— BEGIN Dataset —

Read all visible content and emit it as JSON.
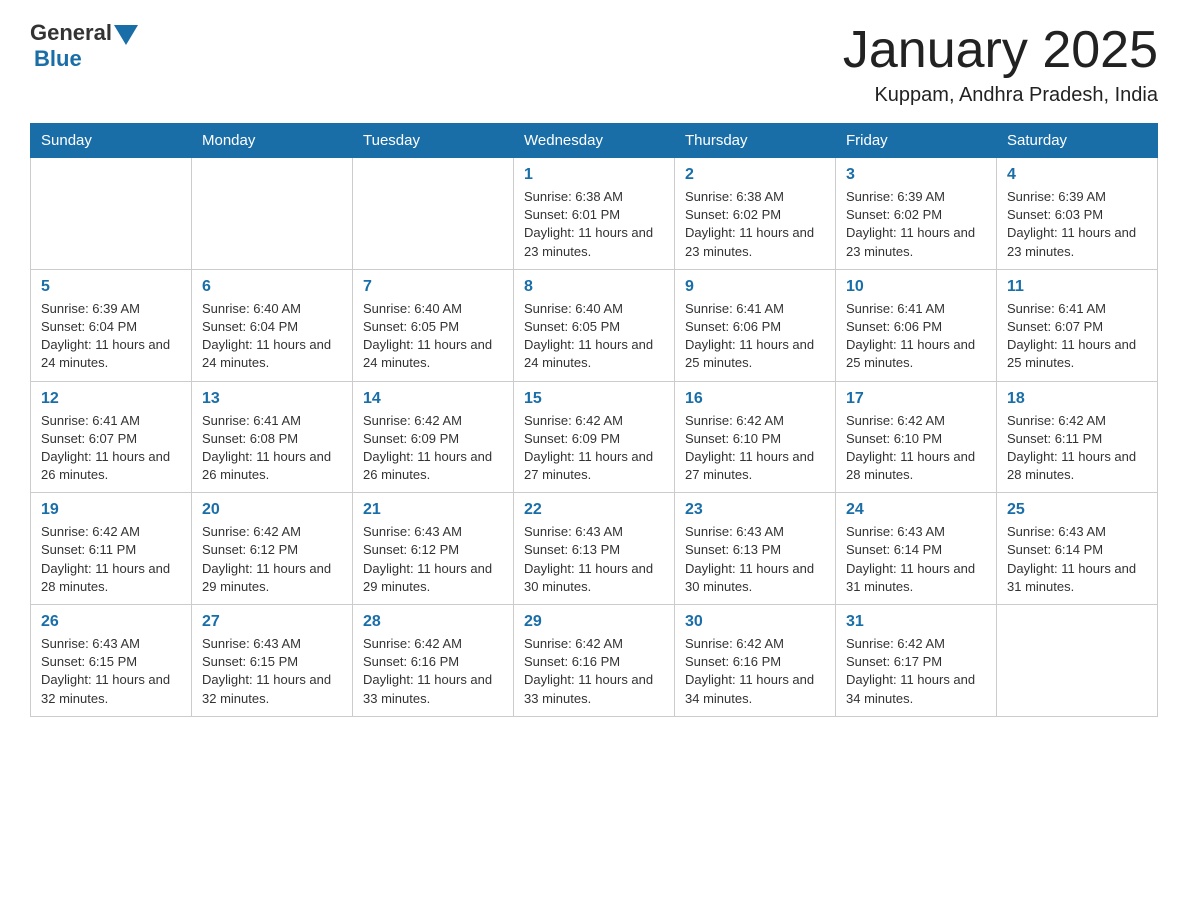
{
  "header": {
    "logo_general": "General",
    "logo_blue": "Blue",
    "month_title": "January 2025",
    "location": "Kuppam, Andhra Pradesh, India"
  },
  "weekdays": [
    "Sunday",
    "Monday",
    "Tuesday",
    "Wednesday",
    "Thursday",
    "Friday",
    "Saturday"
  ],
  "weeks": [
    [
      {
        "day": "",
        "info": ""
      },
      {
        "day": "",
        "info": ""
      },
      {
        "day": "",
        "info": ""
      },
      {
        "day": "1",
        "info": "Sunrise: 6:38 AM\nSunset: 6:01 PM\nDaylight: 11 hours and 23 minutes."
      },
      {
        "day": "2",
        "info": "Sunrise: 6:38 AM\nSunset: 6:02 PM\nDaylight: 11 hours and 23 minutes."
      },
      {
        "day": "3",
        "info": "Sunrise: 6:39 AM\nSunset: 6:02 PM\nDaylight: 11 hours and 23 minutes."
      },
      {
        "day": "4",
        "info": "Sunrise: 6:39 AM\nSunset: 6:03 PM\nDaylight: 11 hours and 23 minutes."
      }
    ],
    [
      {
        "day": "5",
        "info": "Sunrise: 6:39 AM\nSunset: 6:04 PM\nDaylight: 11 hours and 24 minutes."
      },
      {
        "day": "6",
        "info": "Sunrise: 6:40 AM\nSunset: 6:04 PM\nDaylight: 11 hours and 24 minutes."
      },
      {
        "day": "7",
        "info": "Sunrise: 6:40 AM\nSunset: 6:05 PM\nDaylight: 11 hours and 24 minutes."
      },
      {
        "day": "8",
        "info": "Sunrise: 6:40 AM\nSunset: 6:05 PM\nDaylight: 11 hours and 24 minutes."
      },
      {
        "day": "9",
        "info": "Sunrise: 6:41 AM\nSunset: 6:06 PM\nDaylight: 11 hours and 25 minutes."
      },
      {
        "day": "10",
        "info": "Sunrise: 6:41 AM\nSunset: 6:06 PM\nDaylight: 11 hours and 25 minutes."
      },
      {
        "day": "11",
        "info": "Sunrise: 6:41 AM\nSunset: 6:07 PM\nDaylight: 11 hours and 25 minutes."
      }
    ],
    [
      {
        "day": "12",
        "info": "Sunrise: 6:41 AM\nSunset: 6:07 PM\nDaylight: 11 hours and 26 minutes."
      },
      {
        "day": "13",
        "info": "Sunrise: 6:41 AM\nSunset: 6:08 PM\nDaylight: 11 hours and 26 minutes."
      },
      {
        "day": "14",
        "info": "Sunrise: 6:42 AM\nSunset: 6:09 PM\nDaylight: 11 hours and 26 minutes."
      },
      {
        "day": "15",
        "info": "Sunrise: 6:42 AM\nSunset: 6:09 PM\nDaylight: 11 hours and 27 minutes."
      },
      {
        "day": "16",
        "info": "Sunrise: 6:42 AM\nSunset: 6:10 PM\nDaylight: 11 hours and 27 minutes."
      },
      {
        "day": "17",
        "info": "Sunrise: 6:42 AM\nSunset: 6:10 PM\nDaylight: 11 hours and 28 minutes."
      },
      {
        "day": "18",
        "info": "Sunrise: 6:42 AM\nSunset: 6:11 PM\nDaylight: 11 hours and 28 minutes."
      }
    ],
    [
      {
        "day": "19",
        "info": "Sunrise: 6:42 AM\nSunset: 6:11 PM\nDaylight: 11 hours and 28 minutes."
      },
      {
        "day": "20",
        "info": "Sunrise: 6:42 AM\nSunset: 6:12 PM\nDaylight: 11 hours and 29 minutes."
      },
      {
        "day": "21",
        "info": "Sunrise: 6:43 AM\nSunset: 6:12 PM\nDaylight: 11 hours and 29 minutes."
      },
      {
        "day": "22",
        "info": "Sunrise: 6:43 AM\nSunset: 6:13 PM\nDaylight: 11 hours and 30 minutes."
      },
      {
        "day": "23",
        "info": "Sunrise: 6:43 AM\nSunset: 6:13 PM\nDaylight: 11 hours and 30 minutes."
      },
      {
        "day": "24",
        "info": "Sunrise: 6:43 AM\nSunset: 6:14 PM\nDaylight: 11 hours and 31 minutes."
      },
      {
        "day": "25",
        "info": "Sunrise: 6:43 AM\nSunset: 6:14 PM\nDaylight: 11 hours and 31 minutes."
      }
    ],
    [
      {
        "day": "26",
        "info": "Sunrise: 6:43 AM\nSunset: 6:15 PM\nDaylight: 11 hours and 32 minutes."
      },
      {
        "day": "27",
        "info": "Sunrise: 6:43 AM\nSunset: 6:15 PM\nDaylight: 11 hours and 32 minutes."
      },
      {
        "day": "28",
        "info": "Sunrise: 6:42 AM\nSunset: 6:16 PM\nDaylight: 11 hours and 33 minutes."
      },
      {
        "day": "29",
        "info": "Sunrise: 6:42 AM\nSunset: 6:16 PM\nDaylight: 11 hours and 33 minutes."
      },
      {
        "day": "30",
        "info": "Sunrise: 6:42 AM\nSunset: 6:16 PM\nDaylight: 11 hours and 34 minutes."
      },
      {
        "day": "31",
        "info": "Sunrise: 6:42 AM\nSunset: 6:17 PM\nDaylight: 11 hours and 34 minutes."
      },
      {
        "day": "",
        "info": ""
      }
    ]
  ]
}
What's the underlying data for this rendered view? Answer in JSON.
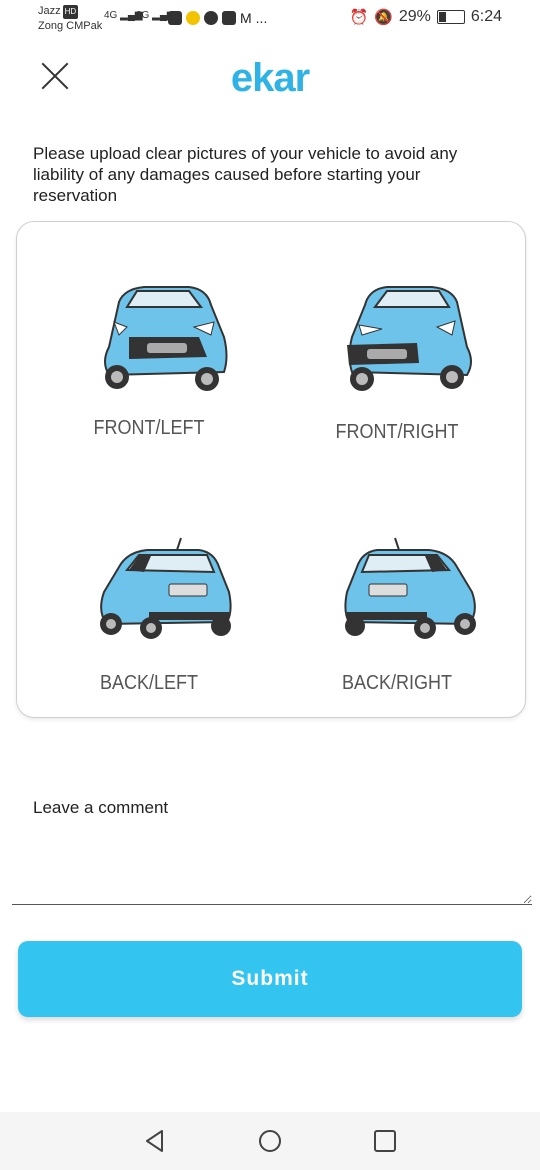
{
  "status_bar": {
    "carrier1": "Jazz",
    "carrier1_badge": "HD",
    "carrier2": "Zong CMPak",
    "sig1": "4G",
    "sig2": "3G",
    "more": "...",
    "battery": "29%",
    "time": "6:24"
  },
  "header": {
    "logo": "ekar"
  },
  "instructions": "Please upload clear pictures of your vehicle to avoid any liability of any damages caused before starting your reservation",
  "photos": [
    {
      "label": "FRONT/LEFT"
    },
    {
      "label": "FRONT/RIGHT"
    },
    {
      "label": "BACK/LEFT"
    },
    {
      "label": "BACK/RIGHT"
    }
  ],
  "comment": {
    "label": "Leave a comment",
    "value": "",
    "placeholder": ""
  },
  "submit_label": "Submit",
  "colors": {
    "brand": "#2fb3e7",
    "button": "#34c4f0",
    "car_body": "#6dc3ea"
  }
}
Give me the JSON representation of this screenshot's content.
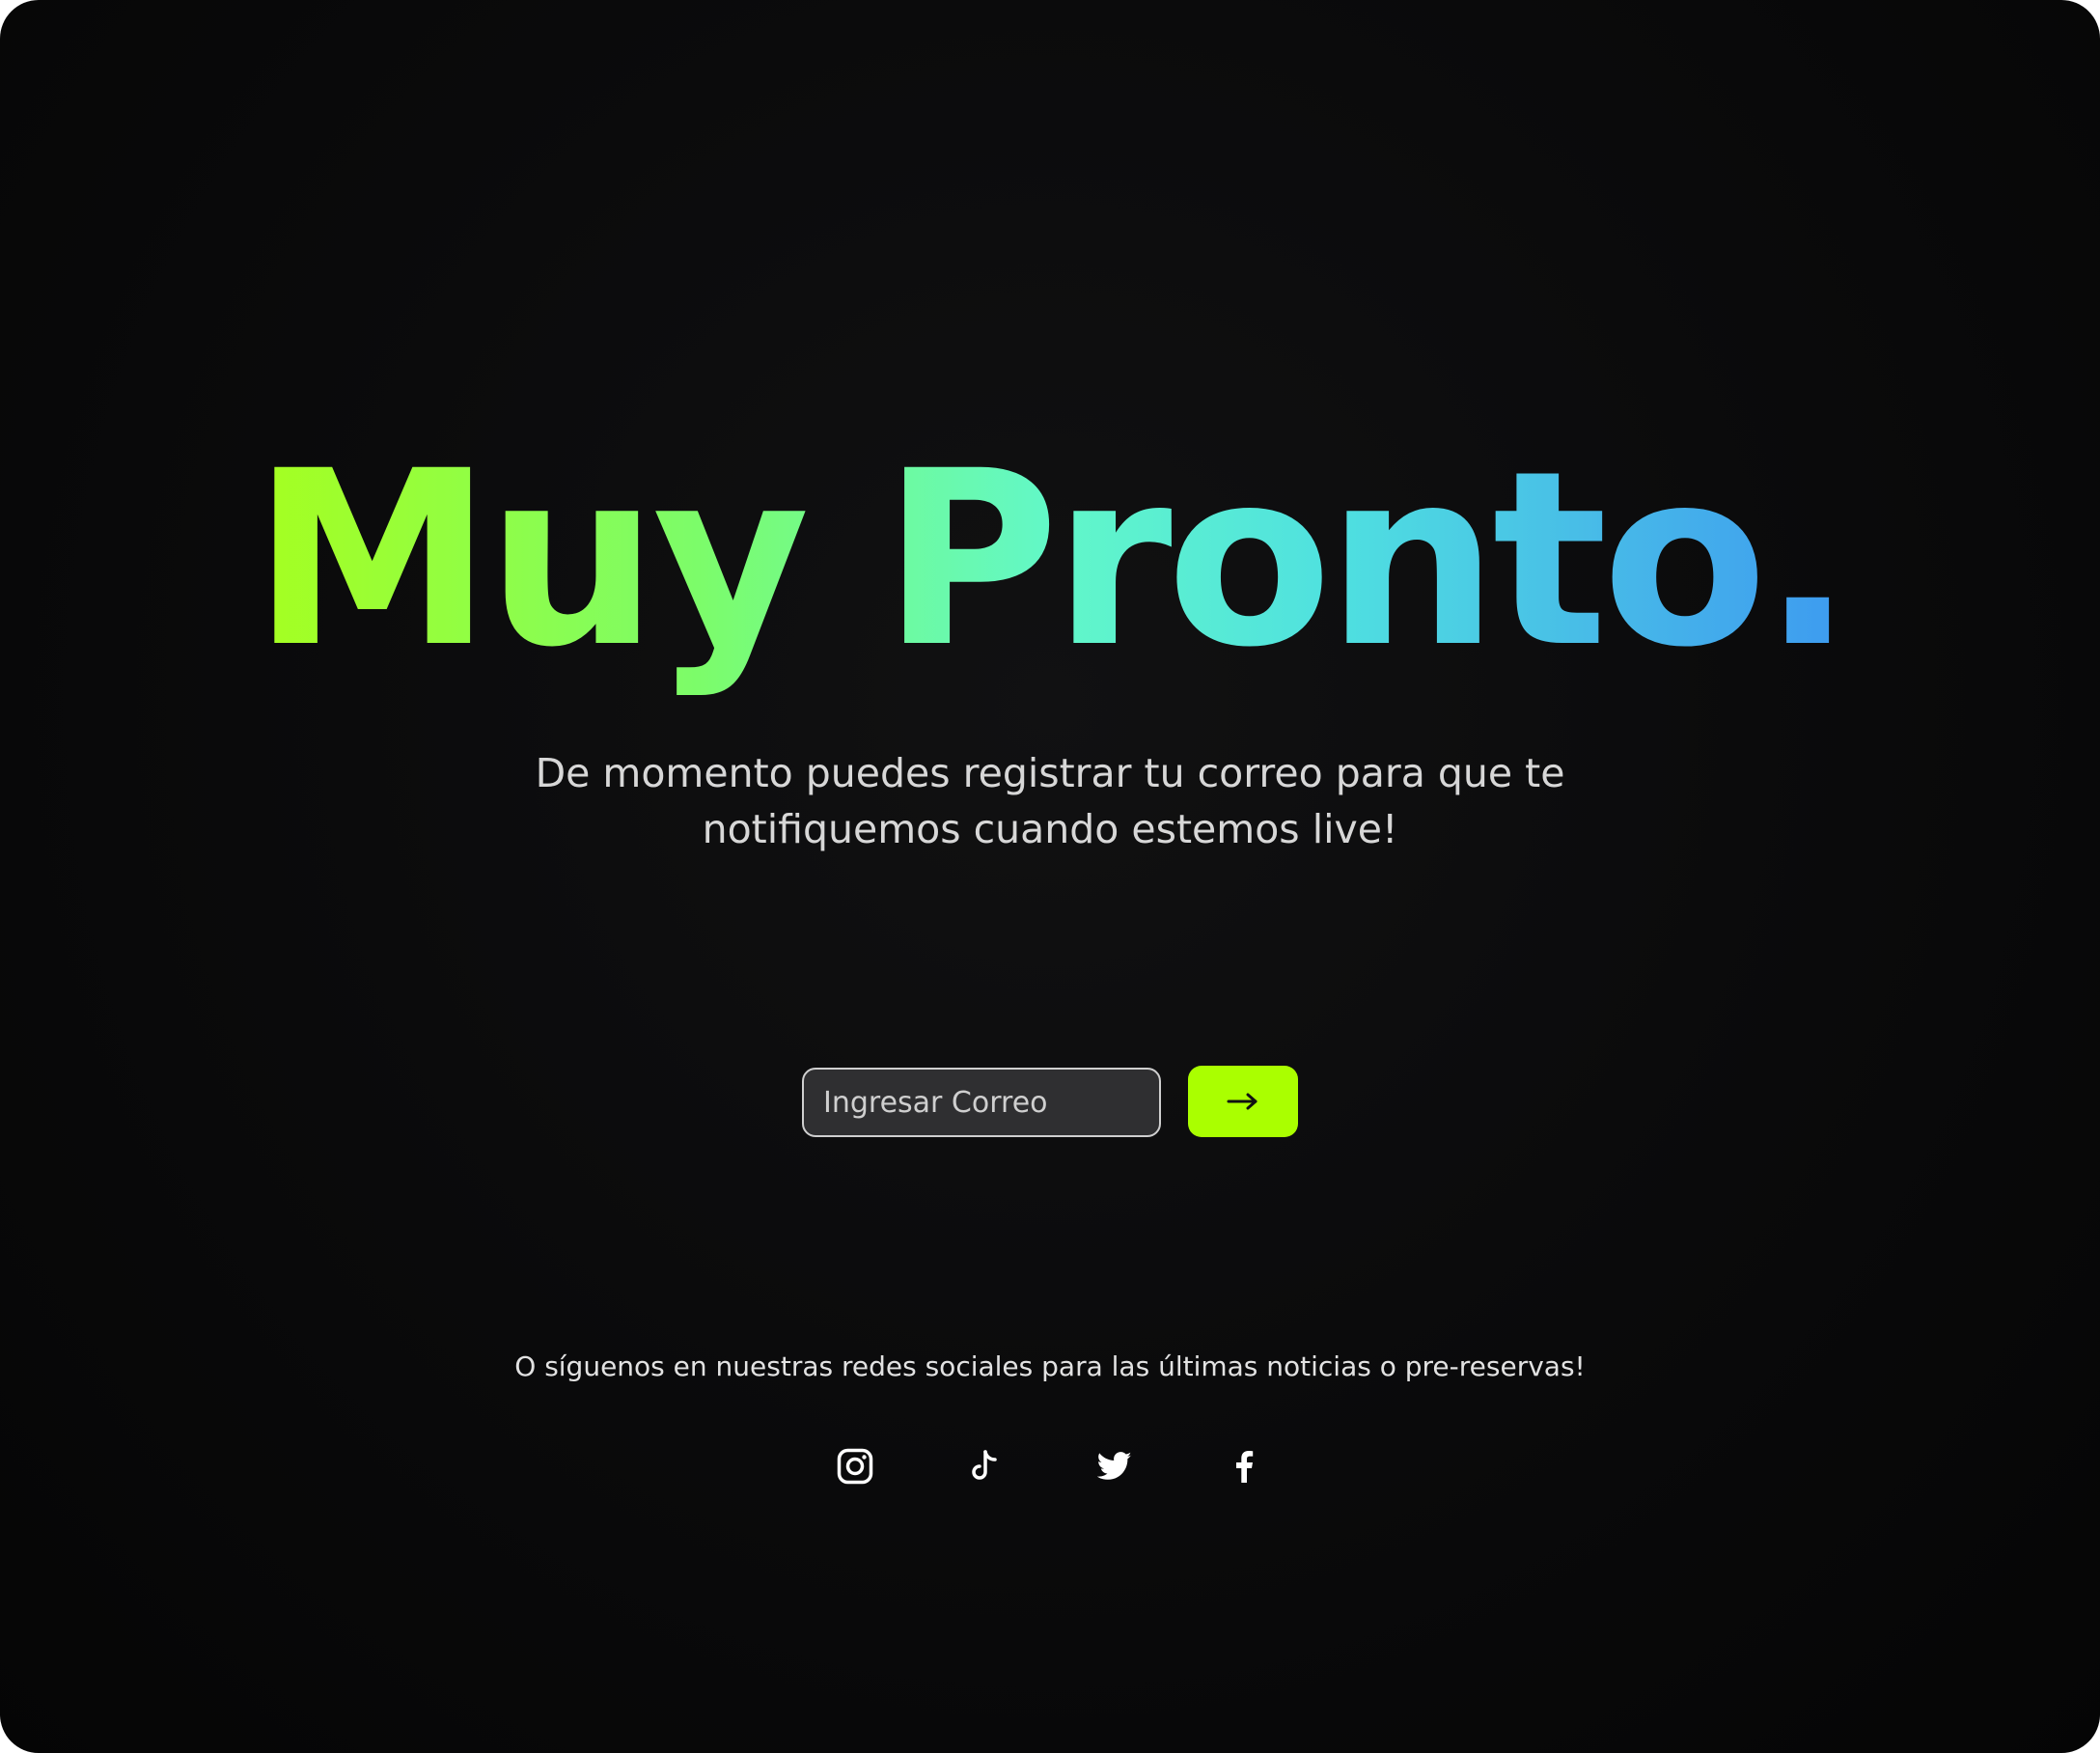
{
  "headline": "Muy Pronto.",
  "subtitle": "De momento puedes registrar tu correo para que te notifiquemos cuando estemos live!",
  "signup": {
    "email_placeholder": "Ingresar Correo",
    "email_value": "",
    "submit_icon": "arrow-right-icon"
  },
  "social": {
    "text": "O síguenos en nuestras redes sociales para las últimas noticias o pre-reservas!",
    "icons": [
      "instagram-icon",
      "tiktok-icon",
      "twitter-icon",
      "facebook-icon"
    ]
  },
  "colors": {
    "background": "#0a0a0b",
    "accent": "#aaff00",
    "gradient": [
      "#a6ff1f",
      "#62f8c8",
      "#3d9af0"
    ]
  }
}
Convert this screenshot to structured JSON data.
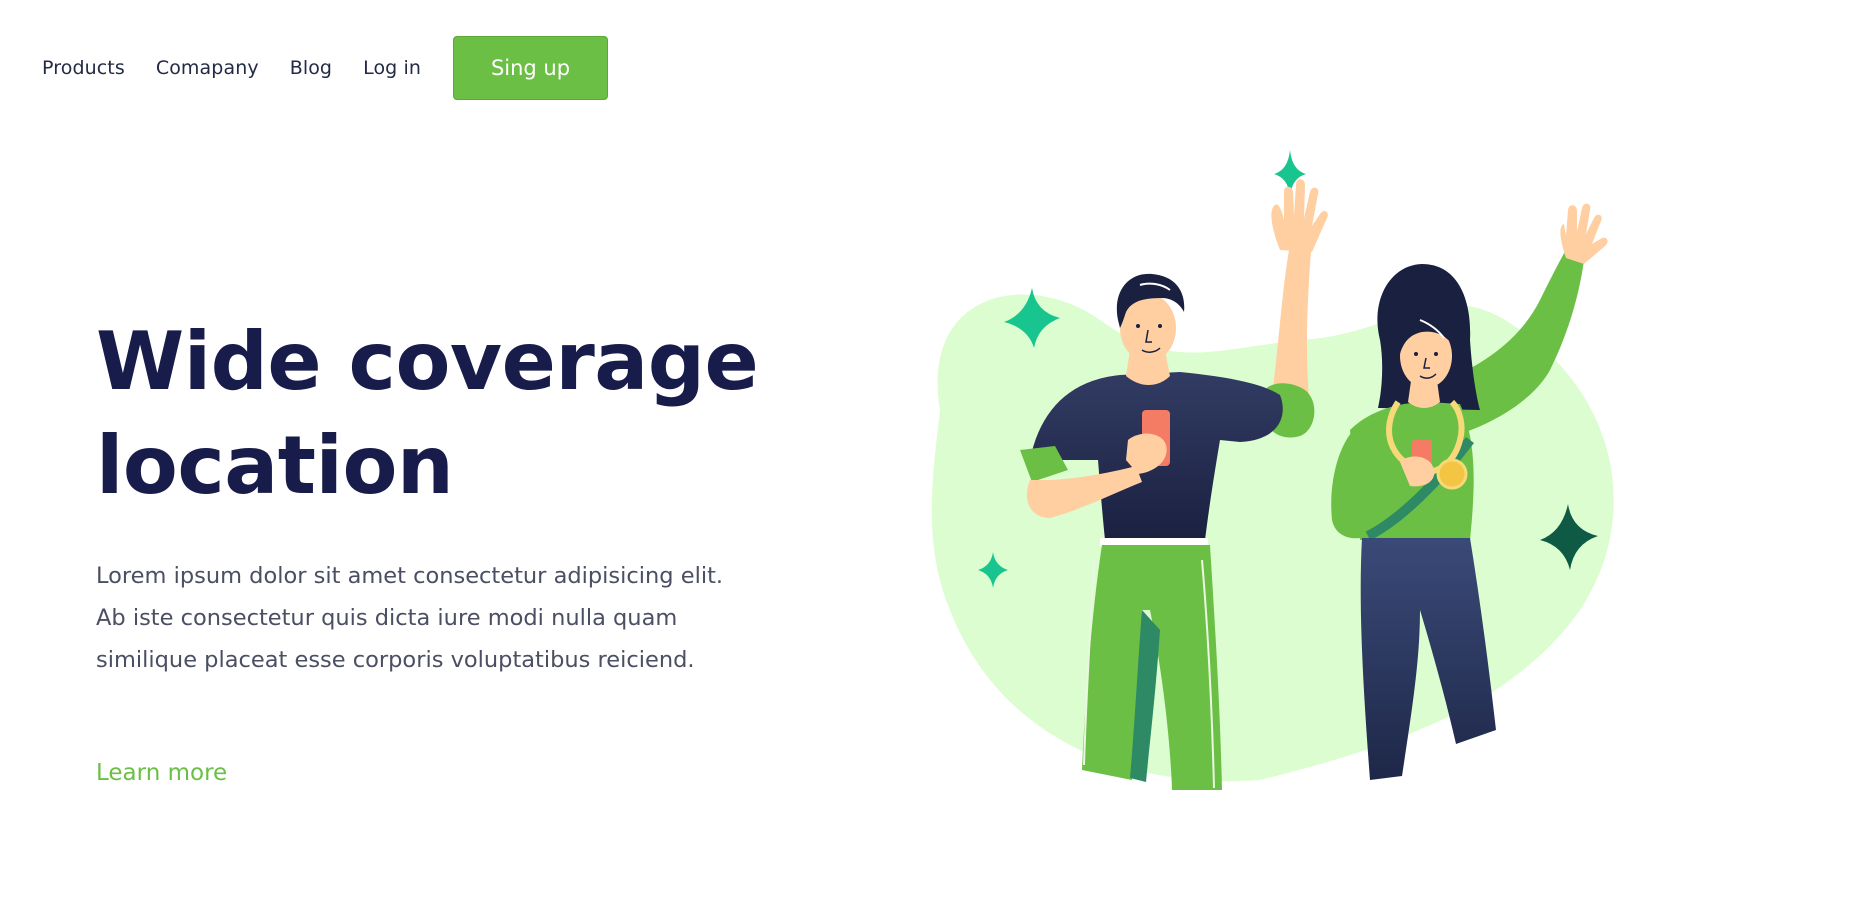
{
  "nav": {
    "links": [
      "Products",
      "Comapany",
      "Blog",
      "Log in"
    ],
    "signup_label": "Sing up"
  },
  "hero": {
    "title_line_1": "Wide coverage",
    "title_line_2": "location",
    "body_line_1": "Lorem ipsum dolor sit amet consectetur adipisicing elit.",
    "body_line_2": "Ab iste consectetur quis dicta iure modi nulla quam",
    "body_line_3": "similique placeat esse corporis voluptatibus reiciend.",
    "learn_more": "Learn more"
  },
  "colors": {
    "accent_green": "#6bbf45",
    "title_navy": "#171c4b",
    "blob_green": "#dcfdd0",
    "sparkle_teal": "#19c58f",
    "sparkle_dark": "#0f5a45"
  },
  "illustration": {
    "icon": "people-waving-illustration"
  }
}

— END Dataset —

▶ To do: Read the entries and pick out all lines that include the word "content".

▶ Completed exercise:
Read all visible content and emit it as JSON.
Give me the JSON representation of this screenshot's content.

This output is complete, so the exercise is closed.